**Given entries**
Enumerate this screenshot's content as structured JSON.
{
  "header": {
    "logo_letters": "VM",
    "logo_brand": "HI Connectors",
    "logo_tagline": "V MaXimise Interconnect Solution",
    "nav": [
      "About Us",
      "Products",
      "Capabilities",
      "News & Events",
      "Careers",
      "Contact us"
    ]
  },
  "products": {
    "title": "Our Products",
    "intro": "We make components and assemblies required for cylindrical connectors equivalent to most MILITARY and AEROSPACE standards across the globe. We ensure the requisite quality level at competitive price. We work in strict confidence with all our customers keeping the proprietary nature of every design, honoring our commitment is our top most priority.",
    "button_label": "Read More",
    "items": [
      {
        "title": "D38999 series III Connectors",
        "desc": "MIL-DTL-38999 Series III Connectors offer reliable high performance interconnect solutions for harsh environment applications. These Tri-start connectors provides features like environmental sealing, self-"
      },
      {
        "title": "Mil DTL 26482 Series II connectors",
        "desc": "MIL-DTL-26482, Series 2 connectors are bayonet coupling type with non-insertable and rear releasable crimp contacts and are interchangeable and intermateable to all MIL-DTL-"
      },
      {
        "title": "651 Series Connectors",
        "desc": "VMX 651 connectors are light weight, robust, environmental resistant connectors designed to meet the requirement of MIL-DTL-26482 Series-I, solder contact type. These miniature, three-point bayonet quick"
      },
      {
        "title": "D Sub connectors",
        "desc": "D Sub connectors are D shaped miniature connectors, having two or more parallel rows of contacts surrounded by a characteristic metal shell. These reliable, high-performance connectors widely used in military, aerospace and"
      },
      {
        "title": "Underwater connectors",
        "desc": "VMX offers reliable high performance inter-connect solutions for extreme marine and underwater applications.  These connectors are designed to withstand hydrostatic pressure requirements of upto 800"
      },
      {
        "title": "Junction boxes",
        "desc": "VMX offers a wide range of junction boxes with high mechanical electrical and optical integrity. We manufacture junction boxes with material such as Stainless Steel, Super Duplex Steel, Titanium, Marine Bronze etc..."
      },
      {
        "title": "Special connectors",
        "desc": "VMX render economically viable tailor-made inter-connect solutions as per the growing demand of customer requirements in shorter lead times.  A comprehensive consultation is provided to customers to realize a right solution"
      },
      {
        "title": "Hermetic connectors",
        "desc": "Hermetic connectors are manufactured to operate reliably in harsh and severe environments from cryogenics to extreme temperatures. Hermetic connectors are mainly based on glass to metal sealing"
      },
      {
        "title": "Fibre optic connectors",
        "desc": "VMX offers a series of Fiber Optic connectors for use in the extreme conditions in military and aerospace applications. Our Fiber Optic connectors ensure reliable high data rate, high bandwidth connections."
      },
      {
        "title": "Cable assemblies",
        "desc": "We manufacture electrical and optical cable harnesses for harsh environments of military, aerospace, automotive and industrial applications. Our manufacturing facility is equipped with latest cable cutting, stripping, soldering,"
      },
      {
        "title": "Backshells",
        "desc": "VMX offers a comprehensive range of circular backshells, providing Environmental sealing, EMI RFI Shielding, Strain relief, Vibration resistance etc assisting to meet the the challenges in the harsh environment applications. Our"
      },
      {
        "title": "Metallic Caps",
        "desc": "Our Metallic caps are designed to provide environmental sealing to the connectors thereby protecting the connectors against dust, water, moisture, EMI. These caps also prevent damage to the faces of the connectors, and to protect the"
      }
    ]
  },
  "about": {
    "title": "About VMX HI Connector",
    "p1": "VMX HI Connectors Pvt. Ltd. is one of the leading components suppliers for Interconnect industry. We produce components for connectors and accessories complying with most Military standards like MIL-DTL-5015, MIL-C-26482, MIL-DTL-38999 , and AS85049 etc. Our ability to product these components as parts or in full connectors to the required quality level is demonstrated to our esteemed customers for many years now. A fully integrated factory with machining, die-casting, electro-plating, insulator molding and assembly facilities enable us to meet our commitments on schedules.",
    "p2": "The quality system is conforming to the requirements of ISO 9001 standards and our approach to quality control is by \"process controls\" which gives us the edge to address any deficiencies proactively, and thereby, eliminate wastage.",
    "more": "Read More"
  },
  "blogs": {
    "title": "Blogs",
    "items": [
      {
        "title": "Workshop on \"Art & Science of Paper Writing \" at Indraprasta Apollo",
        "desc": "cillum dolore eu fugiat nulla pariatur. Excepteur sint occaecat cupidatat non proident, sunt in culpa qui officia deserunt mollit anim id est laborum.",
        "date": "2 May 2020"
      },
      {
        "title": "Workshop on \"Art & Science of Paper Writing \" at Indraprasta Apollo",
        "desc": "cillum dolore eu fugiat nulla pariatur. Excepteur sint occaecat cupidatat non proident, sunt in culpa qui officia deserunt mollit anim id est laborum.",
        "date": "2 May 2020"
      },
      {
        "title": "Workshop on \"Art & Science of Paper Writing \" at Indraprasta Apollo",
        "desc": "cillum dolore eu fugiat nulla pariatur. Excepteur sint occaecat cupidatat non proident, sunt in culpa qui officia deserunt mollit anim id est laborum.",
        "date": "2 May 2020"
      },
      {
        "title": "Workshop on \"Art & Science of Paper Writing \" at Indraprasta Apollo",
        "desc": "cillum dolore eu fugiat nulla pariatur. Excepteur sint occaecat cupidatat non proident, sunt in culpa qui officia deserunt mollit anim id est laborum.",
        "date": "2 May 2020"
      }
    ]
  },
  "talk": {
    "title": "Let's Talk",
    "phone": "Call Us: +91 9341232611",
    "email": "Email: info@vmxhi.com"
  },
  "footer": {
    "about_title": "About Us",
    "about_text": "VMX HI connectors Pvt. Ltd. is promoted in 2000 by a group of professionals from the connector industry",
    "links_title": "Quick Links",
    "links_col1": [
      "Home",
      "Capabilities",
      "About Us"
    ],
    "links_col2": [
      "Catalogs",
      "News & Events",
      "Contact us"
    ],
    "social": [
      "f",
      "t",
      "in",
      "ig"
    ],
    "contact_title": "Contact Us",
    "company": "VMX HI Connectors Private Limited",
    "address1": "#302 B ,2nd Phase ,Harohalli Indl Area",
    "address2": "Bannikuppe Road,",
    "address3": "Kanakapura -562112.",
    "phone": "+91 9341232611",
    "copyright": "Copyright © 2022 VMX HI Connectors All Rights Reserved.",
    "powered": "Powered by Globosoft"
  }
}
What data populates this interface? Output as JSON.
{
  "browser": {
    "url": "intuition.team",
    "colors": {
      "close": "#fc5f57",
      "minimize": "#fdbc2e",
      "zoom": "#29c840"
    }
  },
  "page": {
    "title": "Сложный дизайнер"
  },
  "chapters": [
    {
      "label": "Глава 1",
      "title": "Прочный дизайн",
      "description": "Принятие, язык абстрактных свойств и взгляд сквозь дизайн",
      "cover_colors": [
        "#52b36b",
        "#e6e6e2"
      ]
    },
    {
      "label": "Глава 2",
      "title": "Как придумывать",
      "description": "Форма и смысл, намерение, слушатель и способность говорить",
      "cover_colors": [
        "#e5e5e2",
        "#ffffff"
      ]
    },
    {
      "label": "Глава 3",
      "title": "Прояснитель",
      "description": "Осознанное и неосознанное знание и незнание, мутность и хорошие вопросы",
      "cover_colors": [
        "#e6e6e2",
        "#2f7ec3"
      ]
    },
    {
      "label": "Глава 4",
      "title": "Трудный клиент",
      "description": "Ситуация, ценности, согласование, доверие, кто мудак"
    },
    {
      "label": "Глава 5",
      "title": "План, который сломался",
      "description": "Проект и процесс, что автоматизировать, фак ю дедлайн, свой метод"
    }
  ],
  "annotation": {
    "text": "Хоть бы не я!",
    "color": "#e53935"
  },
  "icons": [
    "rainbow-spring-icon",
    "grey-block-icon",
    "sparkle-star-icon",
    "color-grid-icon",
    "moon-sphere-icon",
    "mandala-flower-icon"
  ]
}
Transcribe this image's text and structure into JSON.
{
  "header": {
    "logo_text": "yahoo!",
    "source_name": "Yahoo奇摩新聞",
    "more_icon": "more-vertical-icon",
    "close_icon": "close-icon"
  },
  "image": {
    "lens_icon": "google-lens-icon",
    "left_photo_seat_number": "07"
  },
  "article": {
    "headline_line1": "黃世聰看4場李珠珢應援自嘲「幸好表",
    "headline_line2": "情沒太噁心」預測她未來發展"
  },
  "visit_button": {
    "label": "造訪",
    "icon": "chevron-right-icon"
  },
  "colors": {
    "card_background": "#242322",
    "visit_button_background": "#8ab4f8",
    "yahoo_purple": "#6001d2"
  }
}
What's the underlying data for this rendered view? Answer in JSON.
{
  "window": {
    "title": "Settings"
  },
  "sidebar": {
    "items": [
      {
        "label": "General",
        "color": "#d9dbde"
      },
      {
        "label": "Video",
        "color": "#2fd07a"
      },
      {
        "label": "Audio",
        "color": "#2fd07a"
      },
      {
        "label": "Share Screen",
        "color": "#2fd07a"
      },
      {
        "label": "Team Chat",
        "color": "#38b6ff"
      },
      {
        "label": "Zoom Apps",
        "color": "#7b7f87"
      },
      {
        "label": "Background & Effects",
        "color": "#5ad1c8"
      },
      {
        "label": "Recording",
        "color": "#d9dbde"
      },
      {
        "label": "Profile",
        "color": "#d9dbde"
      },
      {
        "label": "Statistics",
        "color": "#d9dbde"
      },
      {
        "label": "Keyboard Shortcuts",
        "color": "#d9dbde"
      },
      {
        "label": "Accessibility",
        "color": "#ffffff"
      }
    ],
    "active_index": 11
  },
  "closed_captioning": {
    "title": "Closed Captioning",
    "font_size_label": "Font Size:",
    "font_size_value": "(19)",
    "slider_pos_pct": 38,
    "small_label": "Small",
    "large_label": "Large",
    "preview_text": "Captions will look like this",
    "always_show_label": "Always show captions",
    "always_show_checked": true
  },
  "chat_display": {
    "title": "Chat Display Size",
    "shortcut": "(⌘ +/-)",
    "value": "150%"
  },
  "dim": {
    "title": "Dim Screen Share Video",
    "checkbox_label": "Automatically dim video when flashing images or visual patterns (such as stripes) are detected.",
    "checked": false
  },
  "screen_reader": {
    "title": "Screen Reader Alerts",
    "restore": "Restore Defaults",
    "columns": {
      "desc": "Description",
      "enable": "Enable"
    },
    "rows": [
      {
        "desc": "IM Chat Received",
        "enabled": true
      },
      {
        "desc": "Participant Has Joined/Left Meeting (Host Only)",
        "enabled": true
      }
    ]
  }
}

**Exercise goal**
Using the listing above, locate the lines that hold "What" and copy each one.

**Finished exercise**
What data populates this interface? Output as JSON.
What's the underlying data for this rendered view? Answer in JSON.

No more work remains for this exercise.